**OBJECTIVE**
Using the records below, count the lines with "архитектуры" in them. Give the number only.

=-=-=

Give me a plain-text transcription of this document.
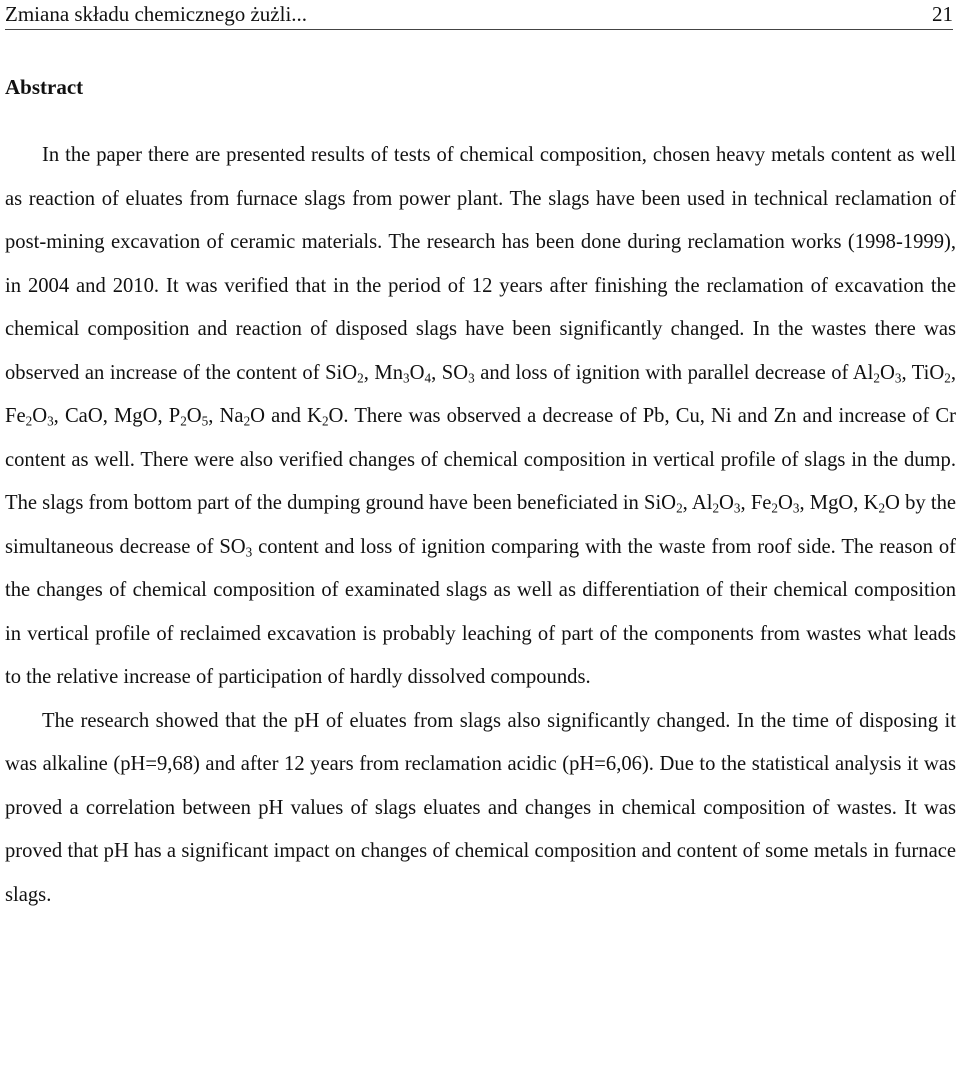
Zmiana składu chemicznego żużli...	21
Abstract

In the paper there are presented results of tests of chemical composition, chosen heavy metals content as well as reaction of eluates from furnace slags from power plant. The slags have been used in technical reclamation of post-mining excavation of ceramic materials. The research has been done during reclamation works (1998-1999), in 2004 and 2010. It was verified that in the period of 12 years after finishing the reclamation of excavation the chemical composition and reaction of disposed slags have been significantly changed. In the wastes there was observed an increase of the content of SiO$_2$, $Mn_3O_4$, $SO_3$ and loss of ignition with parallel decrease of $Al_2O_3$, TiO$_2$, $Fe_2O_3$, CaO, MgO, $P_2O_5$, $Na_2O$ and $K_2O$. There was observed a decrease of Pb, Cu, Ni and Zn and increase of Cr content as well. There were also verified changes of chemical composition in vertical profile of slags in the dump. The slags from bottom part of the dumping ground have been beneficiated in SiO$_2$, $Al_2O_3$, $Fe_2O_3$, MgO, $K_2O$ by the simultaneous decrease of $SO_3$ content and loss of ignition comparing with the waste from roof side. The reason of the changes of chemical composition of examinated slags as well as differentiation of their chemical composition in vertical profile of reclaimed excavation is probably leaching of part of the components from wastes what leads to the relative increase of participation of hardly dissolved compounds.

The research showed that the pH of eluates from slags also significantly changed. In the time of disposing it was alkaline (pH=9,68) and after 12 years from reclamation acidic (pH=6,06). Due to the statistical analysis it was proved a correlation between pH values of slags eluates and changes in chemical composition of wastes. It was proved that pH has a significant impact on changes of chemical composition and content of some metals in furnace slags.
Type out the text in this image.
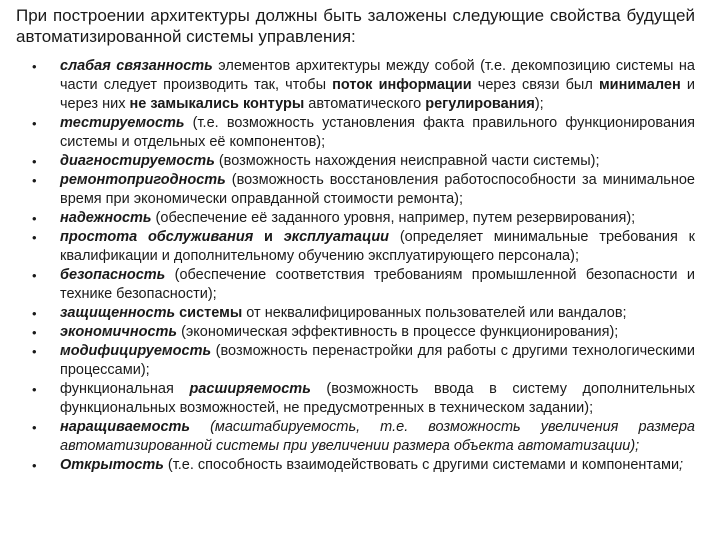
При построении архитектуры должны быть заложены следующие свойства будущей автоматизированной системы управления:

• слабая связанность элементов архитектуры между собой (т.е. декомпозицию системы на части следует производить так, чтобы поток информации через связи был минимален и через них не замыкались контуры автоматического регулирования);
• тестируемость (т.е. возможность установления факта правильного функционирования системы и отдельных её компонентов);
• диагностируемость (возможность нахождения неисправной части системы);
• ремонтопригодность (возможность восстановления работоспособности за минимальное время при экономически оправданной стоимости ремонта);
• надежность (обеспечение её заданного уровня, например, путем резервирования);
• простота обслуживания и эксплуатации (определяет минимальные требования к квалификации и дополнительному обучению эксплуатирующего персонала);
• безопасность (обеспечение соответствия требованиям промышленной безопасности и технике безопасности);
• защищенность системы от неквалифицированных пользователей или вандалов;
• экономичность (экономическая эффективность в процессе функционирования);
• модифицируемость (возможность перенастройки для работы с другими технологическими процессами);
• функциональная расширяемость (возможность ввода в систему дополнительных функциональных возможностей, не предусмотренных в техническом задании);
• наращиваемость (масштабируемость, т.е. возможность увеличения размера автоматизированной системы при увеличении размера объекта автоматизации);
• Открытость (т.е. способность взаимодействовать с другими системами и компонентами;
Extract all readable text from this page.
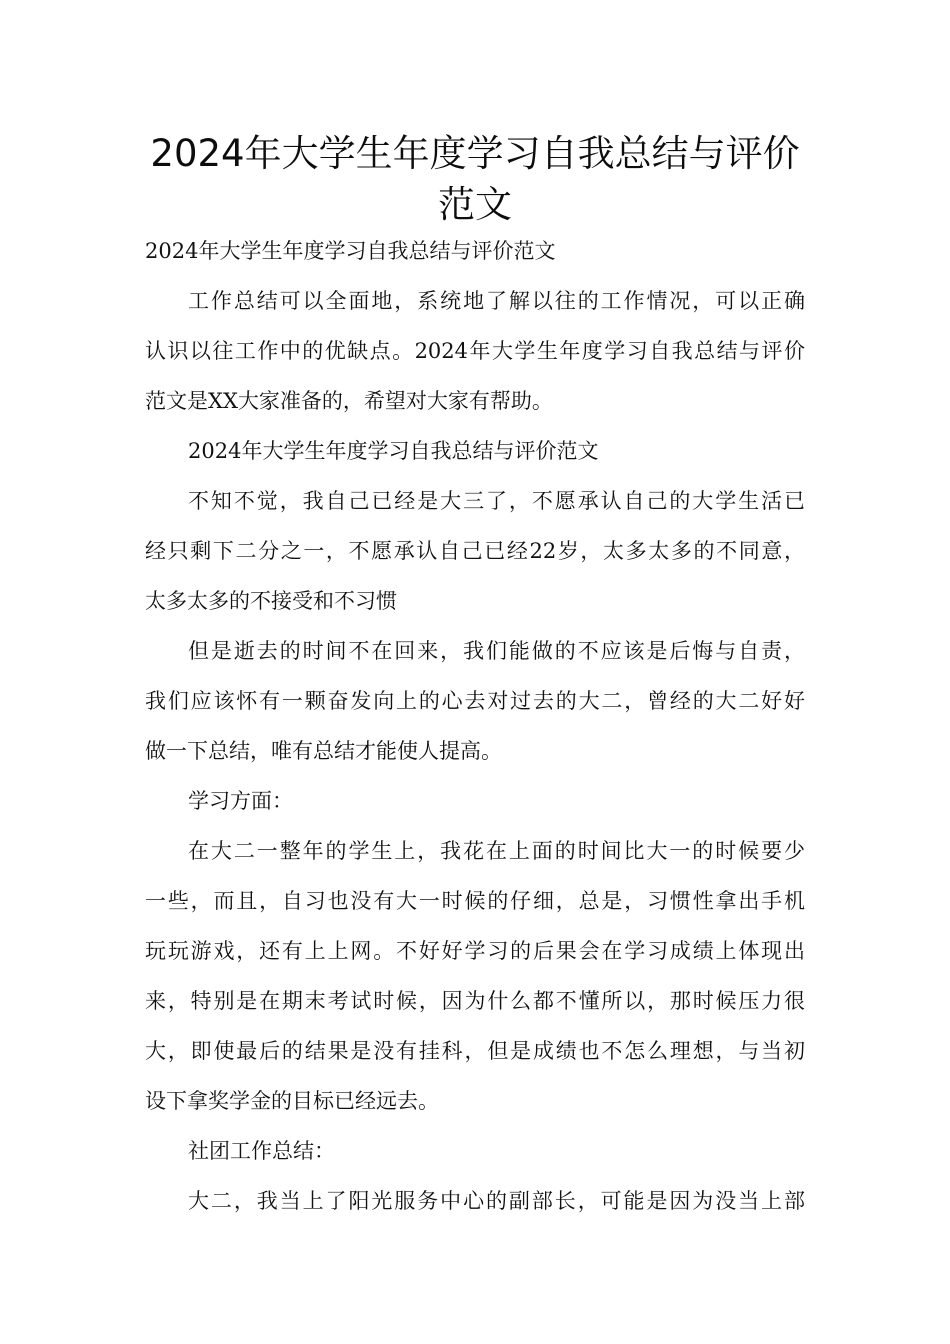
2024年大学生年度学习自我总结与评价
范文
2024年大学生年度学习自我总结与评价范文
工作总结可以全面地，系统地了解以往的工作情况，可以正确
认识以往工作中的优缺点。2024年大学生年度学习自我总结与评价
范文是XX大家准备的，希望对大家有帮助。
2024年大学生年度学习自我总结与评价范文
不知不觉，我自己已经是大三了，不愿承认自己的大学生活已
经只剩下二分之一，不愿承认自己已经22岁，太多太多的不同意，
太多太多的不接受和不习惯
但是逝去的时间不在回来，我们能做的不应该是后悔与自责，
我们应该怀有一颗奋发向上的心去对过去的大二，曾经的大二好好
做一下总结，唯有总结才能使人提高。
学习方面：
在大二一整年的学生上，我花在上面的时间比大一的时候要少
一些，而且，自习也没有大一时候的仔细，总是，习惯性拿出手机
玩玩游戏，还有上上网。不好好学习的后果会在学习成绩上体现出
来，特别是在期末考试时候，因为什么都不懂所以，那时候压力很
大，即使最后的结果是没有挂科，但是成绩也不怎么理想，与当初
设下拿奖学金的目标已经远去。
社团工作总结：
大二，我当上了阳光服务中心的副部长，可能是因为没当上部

=-=-=

**EXERCISE RESULT**
2